* Begin DATA SHOWN *

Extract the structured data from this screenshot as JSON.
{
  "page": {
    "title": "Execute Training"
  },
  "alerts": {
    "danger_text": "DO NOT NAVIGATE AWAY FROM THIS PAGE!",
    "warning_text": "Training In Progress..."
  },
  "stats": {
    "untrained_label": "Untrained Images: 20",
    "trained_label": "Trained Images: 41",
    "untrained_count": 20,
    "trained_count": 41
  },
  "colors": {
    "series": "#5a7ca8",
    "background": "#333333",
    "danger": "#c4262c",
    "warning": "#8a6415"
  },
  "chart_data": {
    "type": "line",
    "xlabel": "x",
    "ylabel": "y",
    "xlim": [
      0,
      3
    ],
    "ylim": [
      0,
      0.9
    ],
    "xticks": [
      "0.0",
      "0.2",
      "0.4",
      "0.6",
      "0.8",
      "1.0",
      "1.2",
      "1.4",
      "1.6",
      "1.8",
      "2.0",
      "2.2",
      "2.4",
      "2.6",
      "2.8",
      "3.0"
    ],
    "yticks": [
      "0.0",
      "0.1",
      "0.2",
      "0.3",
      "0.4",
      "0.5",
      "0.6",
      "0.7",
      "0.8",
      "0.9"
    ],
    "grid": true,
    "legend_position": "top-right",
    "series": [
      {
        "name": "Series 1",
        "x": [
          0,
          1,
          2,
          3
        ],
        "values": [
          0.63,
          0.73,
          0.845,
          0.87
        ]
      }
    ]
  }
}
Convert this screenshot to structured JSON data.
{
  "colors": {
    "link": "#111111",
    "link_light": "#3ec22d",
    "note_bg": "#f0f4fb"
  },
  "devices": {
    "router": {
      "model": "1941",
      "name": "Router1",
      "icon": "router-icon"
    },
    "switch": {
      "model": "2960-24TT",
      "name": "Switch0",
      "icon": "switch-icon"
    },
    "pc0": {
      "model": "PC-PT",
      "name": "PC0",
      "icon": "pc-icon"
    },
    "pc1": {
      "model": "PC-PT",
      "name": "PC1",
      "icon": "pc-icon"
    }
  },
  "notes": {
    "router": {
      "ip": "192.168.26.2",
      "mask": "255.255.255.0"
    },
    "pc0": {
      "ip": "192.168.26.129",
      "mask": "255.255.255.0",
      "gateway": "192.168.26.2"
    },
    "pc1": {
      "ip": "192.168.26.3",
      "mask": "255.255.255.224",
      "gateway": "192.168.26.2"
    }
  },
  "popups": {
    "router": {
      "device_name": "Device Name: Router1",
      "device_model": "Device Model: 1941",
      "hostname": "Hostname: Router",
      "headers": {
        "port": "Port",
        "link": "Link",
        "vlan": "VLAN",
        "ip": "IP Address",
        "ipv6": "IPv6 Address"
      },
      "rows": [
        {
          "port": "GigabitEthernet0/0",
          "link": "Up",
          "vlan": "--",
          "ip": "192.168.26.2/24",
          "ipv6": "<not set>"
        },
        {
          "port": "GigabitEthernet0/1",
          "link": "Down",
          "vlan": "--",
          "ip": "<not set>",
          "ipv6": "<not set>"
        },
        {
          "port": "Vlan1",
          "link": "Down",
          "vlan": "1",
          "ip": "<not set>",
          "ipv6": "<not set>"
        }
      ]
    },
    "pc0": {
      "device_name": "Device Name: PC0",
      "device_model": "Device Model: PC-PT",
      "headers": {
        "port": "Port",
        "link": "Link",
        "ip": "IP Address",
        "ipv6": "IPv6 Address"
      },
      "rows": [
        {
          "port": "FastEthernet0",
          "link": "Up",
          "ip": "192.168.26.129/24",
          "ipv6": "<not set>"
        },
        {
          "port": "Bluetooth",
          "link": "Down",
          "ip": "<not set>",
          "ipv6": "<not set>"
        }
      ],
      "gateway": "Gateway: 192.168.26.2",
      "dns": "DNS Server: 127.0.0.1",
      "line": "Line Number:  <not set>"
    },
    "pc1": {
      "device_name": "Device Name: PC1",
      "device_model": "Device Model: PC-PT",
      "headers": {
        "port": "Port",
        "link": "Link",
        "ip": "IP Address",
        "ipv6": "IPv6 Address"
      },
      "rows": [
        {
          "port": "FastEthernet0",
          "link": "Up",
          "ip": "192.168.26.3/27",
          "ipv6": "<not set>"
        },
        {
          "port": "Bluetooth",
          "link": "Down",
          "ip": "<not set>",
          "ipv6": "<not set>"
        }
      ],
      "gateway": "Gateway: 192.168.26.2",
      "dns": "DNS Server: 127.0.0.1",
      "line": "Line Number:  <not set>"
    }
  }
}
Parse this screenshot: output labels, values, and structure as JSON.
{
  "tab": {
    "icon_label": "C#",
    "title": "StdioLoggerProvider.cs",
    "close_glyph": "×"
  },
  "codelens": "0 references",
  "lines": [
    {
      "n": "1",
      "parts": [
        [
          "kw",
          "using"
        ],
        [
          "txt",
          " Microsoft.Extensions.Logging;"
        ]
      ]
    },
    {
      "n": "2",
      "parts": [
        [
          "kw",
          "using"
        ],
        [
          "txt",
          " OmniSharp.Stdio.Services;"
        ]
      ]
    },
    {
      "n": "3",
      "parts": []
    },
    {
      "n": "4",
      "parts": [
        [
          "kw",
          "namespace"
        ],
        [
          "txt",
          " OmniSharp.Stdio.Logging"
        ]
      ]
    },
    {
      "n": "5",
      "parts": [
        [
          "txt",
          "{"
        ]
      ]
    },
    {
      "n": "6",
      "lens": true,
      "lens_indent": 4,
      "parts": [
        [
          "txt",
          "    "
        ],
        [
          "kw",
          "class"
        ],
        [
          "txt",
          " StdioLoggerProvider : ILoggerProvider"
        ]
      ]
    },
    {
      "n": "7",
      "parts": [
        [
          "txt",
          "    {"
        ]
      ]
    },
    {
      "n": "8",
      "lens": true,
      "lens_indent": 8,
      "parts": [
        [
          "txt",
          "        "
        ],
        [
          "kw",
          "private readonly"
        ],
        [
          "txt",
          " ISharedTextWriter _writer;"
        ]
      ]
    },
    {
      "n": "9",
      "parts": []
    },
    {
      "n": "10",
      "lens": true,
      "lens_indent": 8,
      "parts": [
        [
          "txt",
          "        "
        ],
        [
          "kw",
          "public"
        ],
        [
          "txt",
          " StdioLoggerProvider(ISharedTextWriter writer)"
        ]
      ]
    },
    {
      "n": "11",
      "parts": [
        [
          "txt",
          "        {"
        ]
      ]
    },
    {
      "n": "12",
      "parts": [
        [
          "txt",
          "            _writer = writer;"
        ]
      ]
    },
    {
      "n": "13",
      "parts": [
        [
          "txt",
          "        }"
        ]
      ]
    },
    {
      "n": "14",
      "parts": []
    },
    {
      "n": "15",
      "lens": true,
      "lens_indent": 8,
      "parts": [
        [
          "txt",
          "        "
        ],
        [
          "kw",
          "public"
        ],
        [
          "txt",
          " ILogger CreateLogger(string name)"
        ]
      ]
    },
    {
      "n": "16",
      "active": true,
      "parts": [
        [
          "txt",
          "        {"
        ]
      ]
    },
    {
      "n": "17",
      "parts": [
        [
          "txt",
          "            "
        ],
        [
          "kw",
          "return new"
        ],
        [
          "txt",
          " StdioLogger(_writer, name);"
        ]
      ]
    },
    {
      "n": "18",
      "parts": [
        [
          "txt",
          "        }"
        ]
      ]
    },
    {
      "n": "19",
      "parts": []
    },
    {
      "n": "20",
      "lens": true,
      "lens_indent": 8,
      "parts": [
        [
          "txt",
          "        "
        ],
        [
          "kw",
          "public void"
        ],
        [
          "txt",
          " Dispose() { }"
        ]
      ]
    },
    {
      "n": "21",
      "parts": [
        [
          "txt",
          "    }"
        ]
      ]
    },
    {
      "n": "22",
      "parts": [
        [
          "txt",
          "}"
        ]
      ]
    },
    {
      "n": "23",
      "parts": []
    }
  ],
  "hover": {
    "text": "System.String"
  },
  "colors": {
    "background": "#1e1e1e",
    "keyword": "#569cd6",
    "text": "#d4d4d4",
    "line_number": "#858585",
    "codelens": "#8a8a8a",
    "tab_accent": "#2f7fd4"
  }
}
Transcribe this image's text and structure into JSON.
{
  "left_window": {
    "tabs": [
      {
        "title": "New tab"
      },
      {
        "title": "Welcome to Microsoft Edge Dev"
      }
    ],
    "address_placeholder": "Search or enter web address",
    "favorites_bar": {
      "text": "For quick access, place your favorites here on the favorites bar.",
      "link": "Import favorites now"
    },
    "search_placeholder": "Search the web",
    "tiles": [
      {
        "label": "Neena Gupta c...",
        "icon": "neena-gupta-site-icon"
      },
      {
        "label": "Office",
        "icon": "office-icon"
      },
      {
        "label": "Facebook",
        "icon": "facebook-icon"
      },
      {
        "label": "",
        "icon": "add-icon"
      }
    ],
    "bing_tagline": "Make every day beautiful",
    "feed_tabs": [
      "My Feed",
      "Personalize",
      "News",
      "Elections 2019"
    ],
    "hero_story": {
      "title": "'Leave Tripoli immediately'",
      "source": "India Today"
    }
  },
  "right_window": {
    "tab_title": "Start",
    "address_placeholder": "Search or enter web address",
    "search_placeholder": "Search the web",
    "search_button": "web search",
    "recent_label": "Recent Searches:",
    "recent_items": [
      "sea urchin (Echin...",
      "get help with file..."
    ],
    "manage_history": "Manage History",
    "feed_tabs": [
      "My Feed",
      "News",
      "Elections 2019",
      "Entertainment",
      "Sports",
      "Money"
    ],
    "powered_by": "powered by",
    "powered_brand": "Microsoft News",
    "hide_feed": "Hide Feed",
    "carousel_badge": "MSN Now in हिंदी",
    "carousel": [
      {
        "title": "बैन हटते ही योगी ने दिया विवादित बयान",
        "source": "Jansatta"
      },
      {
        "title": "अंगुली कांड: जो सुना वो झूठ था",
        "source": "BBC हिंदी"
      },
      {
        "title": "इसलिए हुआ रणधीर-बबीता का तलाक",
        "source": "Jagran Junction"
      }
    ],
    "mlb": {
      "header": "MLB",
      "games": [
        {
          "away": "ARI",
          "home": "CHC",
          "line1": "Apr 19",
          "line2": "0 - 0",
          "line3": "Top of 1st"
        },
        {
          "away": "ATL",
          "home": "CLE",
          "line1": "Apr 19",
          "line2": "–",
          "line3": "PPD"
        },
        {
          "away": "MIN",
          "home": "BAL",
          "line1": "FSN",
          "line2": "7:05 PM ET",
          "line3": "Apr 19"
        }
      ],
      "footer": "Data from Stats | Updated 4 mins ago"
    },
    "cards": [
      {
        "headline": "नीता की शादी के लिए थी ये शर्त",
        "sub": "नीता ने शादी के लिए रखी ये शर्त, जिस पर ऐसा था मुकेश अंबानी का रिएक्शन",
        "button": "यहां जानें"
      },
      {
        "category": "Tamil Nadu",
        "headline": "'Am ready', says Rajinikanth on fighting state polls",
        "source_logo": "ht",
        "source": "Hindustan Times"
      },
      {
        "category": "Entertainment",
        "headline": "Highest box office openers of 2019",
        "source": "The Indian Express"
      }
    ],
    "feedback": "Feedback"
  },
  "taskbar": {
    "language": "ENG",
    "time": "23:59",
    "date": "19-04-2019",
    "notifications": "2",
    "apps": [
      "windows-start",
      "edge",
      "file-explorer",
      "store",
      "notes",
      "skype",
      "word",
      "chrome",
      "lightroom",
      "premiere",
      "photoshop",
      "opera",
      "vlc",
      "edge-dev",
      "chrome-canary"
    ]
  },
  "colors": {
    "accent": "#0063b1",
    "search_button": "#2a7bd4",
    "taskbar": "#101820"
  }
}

* End DATA SHOWN *

▸ WHAT YOU HAVE TO DO
Read the lines above. Gather those in which the string "Images" is found.

▸ SOLVED PROBLEM
    "untrained_label": "Untrained Images: 20",
    "trained_label": "Trained Images: 41",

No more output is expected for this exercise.